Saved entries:
───
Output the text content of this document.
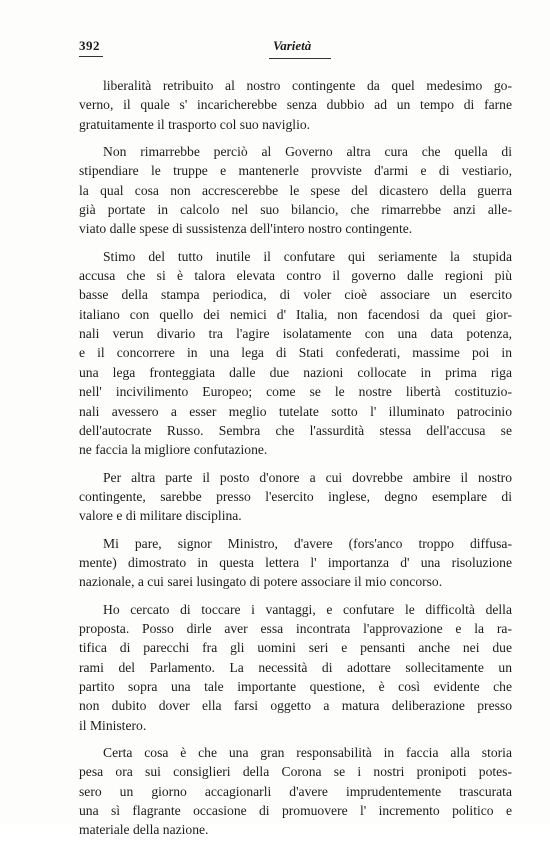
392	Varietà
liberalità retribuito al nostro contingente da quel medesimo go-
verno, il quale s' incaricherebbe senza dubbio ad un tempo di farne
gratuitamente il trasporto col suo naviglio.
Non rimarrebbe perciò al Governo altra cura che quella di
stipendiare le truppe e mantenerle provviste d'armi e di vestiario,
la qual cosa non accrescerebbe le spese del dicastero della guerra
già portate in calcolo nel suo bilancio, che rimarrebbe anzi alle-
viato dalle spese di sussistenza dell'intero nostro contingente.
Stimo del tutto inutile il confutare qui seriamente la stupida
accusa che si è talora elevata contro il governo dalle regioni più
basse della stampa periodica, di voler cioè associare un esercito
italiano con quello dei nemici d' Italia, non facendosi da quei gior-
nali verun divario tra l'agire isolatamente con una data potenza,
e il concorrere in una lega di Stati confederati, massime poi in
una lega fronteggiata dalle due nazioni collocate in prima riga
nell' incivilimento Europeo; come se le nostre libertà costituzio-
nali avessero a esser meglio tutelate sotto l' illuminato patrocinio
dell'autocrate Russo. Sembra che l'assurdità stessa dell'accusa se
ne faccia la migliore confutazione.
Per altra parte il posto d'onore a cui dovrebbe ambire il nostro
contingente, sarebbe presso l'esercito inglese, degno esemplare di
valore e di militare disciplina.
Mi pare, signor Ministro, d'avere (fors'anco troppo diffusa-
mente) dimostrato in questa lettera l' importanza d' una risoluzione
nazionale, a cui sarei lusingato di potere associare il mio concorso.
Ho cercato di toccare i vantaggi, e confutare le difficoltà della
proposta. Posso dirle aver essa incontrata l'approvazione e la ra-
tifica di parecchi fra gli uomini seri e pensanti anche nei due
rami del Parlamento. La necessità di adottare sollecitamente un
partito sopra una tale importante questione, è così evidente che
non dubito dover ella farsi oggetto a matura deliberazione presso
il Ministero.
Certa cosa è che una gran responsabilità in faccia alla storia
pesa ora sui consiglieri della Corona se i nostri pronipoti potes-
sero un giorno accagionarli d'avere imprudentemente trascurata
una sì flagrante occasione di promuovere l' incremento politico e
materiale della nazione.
───
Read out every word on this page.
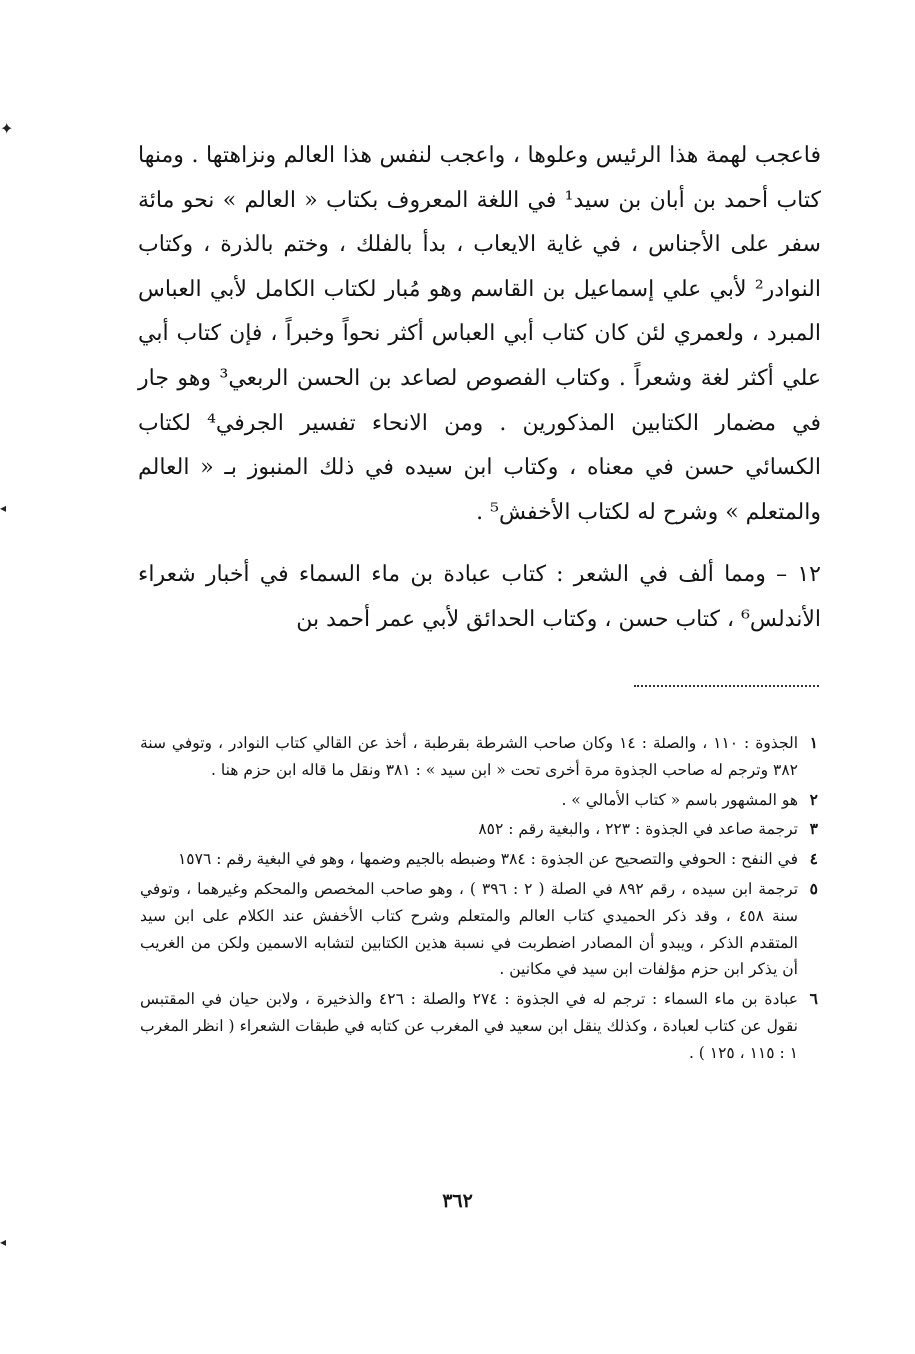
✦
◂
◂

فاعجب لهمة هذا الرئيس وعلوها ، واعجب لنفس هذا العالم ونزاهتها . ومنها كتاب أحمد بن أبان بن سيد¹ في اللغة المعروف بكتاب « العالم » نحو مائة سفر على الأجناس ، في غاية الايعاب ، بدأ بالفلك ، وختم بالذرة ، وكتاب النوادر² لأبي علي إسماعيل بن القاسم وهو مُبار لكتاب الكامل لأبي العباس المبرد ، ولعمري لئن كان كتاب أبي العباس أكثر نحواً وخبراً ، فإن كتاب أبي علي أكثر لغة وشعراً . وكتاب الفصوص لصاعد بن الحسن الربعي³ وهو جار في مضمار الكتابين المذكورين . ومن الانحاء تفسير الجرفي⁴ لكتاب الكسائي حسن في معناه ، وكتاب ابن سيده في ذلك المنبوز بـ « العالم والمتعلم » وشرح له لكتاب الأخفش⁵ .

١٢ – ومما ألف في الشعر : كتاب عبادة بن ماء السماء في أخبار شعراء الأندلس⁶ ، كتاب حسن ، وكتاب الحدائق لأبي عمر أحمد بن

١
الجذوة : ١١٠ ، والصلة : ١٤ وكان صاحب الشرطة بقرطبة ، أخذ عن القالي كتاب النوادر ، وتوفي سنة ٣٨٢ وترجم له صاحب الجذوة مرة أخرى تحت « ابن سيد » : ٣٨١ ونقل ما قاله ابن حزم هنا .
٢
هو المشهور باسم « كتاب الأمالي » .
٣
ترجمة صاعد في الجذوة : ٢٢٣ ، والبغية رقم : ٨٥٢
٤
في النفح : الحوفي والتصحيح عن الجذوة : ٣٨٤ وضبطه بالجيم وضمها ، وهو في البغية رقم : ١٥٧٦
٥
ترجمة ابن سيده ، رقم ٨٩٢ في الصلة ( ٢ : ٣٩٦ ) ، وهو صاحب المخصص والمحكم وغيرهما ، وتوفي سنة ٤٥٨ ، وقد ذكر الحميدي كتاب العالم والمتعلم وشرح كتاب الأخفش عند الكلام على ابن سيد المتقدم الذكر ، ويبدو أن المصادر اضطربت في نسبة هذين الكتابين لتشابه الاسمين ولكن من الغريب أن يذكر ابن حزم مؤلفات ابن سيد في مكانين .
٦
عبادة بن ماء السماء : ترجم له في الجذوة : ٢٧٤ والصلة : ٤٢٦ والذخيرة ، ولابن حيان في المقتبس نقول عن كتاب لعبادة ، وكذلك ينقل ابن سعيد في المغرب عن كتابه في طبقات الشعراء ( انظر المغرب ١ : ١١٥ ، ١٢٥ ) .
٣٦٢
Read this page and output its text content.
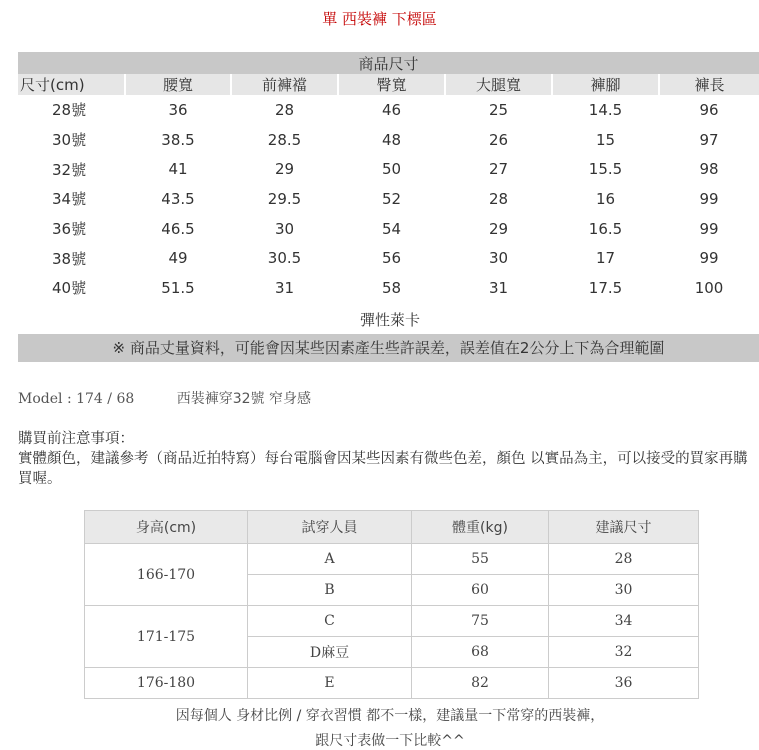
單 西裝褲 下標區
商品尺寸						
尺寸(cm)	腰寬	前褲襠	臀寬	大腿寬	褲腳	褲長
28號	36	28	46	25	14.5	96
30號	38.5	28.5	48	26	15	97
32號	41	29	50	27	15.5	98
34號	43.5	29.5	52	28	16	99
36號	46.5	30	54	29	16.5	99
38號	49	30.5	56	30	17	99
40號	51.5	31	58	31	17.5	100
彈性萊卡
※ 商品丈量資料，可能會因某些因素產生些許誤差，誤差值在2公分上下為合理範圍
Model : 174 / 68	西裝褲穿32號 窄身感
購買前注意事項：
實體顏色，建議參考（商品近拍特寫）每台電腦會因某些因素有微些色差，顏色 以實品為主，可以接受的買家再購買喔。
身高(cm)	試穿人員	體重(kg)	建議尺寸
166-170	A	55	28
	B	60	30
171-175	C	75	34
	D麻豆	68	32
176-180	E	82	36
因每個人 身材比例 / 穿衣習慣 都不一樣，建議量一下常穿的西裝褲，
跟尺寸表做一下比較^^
───
Problem>
Copy each line of the listing in which the word "cosa" can be found.

Exercise response>
la qual cosa non accrescerebbe le spese del dicastero della guerra
Certa cosa è che una gran responsabilità in faccia alla storia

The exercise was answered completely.